DESCRIPTION OF THE TASK → In the data that follows, count each line holding the string "приложению"; answer with the number only.
───── DATASET EXCERPTS ─────
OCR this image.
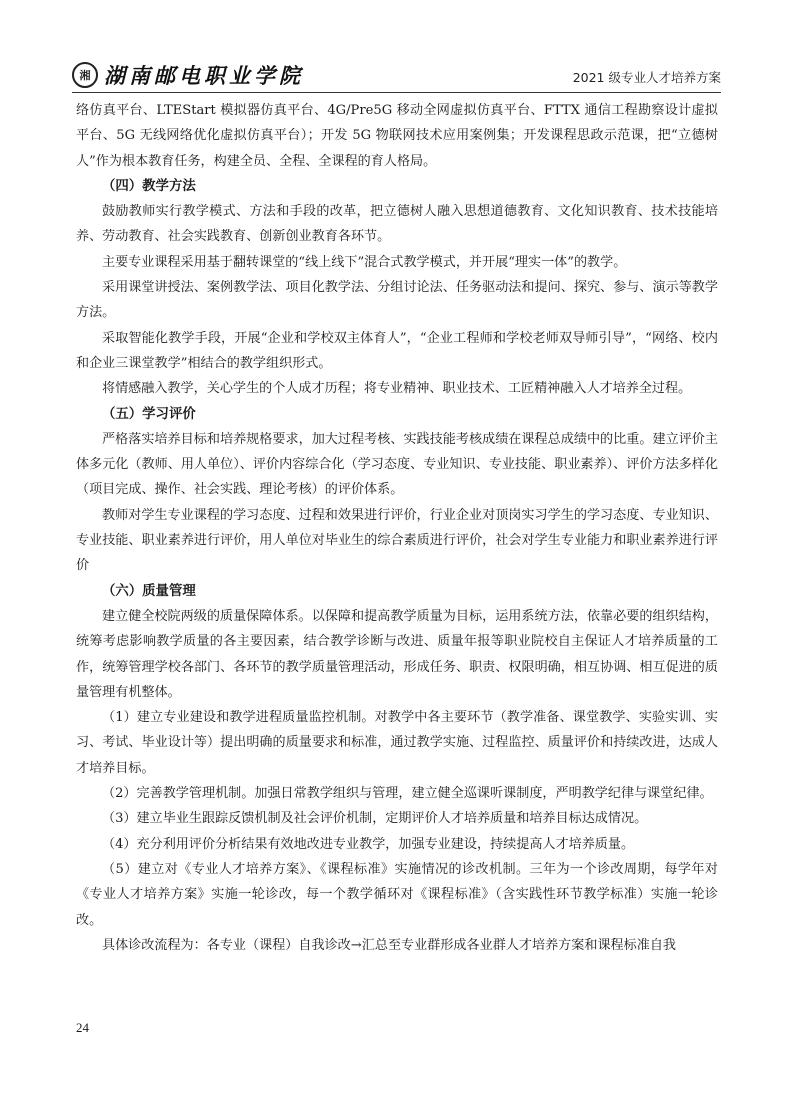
湘 湖南邮电职业学院	2021 级专业人才培养方案

络仿真平台、LTEStart 模拟器仿真平台、4G/Pre5G 移动全网虚拟仿真平台、FTTX 通信工程勘察设计虚拟平台、5G 无线网络优化虚拟仿真平台）；开发 5G 物联网技术应用案例集；开发课程思政示范课，把“立德树人”作为根本教育任务，构建全员、全程、全课程的育人格局。

（四）教学方法

鼓励教师实行教学模式、方法和手段的改革，把立德树人融入思想道德教育、文化知识教育、技术技能培养、劳动教育、社会实践教育、创新创业教育各环节。

主要专业课程采用基于翻转课堂的“线上线下”混合式教学模式，并开展“理实一体”的教学。

采用课堂讲授法、案例教学法、项目化教学法、分组讨论法、任务驱动法和提问、探究、参与、演示等教学方法。

采取智能化教学手段，开展“企业和学校双主体育人”，“企业工程师和学校老师双导师引导”，“网络、校内和企业三课堂教学”相结合的教学组织形式。

将情感融入教学，关心学生的个人成才历程；将专业精神、职业技术、工匠精神融入人才培养全过程。

（五）学习评价

严格落实培养目标和培养规格要求，加大过程考核、实践技能考核成绩在课程总成绩中的比重。建立评价主体多元化（教师、用人单位）、评价内容综合化（学习态度、专业知识、专业技能、职业素养）、评价方法多样化（项目完成、操作、社会实践、理论考核）的评价体系。

教师对学生专业课程的学习态度、过程和效果进行评价，行业企业对顶岗实习学生的学习态度、专业知识、专业技能、职业素养进行评价，用人单位对毕业生的综合素质进行评价，社会对学生专业能力和职业素养进行评价

（六）质量管理

建立健全校院两级的质量保障体系。以保障和提高教学质量为目标，运用系统方法，依靠必要的组织结构，统筹考虑影响教学质量的各主要因素，结合教学诊断与改进、质量年报等职业院校自主保证人才培养质量的工作，统筹管理学校各部门、各环节的教学质量管理活动，形成任务、职责、权限明确，相互协调、相互促进的质量管理有机整体。

（1）建立专业建设和教学进程质量监控机制。对教学中各主要环节（教学准备、课堂教学、实验实训、实习、考试、毕业设计等）提出明确的质量要求和标准，通过教学实施、过程监控、质量评价和持续改进，达成人才培养目标。

（2）完善教学管理机制。加强日常教学组织与管理，建立健全巡课听课制度，严明教学纪律与课堂纪律。

（3）建立毕业生跟踪反馈机制及社会评价机制，定期评价人才培养质量和培养目标达成情况。

（4）充分利用评价分析结果有效地改进专业教学，加强专业建设，持续提高人才培养质量。

（5）建立对《专业人才培养方案》、《课程标准》实施情况的诊改机制。三年为一个诊改周期，每学年对《专业人才培养方案》实施一轮诊改，每一个教学循环对《课程标准》（含实践性环节教学标准）实施一轮诊改。

具体诊改流程为：各专业（课程）自我诊改→汇总至专业群形成各业群人才培养方案和课程标准自我

24
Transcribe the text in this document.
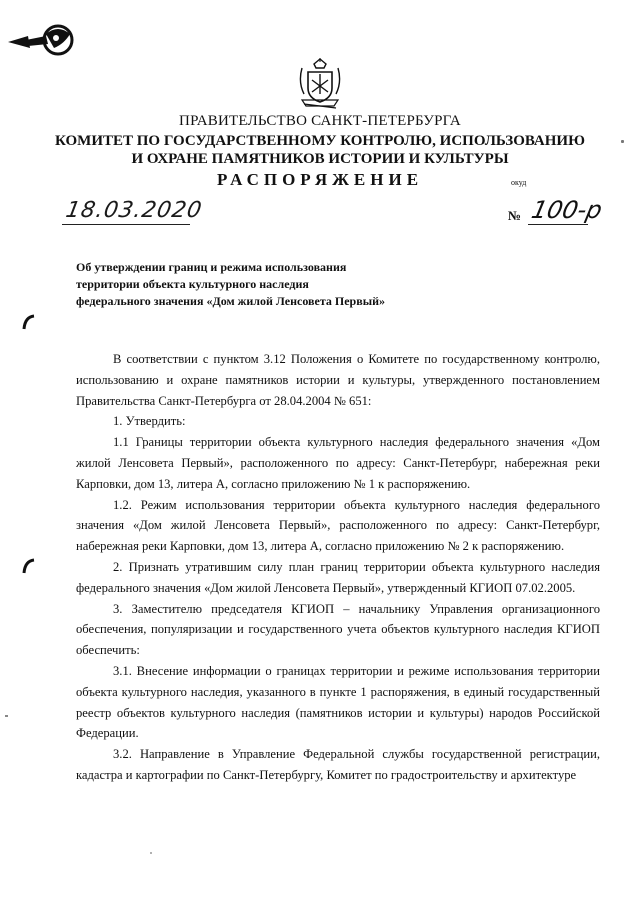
ПРАВИТЕЛЬСТВО САНКТ-ПЕТЕРБУРГА
КОМИТЕТ ПО ГОСУДАРСТВЕННОМУ КОНТРОЛЮ, ИСПОЛЬЗОВАНИЮ
И ОХРАНЕ ПАМЯТНИКОВ ИСТОРИИ И КУЛЬТУРЫ
РАСПОРЯЖЕНИЕ	окуд
18.03.2020	№ 100-р
Об утверждении границ и режима использования
территории объекта культурного наследия
федерального значения «Дом жилой Ленсовета Первый»

В соответствии с пунктом 3.12 Положения о Комитете по государственному контролю, использованию и охране памятников истории и культуры, утвержденного постановлением Правительства Санкт-Петербурга от 28.04.2004 № 651:

1. Утвердить:

1.1 Границы территории объекта культурного наследия федерального значения «Дом жилой Ленсовета Первый», расположенного по адресу: Санкт-Петербург, набережная реки Карповки, дом 13, литера А, согласно приложению № 1 к распоряжению.

1.2. Режим использования территории объекта культурного наследия федерального значения «Дом жилой Ленсовета Первый», расположенного по адресу: Санкт-Петербург, набережная реки Карповки, дом 13, литера А, согласно приложению № 2 к распоряжению.

2. Признать утратившим силу план границ территории объекта культурного наследия федерального значения «Дом жилой Ленсовета Первый», утвержденный КГИОП 07.02.2005.

3. Заместителю председателя КГИОП – начальнику Управления организационного обеспечения, популяризации и государственного учета объектов культурного наследия КГИОП обеспечить:

3.1. Внесение информации о границах территории и режиме использования территории объекта культурного наследия, указанного в пункте 1 распоряжения, в единый государственный реестр объектов культурного наследия (памятников истории и культуры) народов Российской Федерации.

3.2. Направление в Управление Федеральной службы государственной регистрации, кадастра и картографии по Санкт-Петербургу, Комитет по градостроительству и архитектуре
─────
FULL SOLUTION → 2